Dataset entries:
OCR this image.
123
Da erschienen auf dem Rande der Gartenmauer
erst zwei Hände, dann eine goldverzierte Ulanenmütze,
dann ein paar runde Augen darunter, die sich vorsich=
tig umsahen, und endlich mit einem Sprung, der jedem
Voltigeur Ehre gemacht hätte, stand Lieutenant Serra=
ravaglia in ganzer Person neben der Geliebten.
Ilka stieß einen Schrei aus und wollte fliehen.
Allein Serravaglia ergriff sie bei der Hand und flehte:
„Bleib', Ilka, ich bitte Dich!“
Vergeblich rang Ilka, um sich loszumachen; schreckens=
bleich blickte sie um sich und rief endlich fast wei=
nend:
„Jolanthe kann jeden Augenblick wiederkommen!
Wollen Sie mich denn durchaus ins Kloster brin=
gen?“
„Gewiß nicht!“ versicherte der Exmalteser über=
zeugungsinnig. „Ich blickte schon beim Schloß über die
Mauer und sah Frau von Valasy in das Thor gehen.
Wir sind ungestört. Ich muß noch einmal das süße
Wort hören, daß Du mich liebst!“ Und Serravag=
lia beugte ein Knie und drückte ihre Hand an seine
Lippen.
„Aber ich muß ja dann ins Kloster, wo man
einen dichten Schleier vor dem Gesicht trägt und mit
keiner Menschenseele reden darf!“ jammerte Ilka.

Given exercise:
Give the data again, exactly as it stands.

Reply:
OCR this image.
123
Da erschienen auf dem Rande der Gartenmauer
erst zwei Hände, dann eine goldverzierte Ulanenmütze,
dann ein paar runde Augen darunter, die sich vorsich=
tig umsahen, und endlich mit einem Sprung, der jedem
Voltigeur Ehre gemacht hätte, stand Lieutenant Serra=
ravaglia in ganzer Person neben der Geliebten.
Ilka stieß einen Schrei aus und wollte fliehen.
Allein Serravaglia ergriff sie bei der Hand und flehte:
„Bleib', Ilka, ich bitte Dich!“
Vergeblich rang Ilka, um sich loszumachen; schreckens=
bleich blickte sie um sich und rief endlich fast wei=
nend:
„Jolanthe kann jeden Augenblick wiederkommen!
Wollen Sie mich denn durchaus ins Kloster brin=
gen?“
„Gewiß nicht!“ versicherte der Exmalteser über=
zeugungsinnig. „Ich blickte schon beim Schloß über die
Mauer und sah Frau von Valasy in das Thor gehen.
Wir sind ungestört. Ich muß noch einmal das süße
Wort hören, daß Du mich liebst!“ Und Serravag=
lia beugte ein Knie und drückte ihre Hand an seine
Lippen.
„Aber ich muß ja dann ins Kloster, wo man
einen dichten Schleier vor dem Gesicht trägt und mit
keiner Menschenseele reden darf!“ jammerte Ilka.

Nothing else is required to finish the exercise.